● **Given records**
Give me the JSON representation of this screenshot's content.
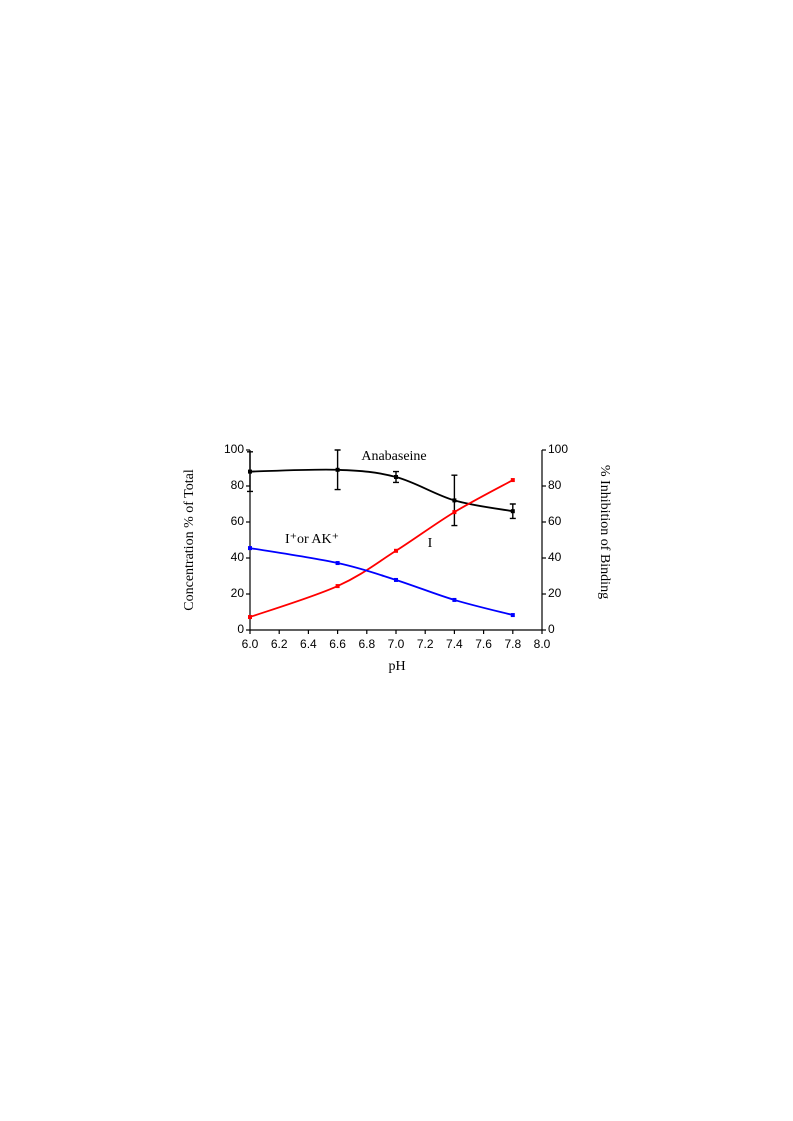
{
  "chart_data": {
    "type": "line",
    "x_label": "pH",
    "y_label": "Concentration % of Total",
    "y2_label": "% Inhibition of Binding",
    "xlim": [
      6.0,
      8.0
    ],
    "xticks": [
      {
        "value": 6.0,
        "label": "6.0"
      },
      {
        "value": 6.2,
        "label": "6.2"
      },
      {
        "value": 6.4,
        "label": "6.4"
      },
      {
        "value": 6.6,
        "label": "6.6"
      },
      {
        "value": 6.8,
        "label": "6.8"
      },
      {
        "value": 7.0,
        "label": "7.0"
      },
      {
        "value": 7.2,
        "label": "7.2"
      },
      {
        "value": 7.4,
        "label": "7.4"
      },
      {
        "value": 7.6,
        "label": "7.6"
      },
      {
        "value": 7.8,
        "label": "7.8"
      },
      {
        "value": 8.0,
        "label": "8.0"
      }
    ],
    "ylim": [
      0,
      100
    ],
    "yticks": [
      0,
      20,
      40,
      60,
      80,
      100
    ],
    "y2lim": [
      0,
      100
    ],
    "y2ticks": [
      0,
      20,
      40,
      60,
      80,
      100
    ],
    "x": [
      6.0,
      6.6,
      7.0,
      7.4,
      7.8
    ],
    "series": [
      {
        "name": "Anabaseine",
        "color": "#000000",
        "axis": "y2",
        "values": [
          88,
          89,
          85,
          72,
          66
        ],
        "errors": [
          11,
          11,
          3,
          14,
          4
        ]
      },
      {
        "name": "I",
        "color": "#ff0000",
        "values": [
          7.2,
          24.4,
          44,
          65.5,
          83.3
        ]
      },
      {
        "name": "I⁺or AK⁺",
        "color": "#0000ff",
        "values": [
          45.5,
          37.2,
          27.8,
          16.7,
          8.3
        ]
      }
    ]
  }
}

==

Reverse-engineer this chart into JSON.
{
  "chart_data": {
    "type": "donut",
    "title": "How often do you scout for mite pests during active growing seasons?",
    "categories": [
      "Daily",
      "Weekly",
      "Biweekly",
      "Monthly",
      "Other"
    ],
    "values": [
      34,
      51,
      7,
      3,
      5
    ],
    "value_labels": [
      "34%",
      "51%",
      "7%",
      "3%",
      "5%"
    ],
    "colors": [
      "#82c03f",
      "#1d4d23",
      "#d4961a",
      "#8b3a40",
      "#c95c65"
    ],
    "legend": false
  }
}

● **To do**
Using the listing above, say how many of its lines contain the string "JSON", giving nothing but the figure.

● **Reply to the task**
2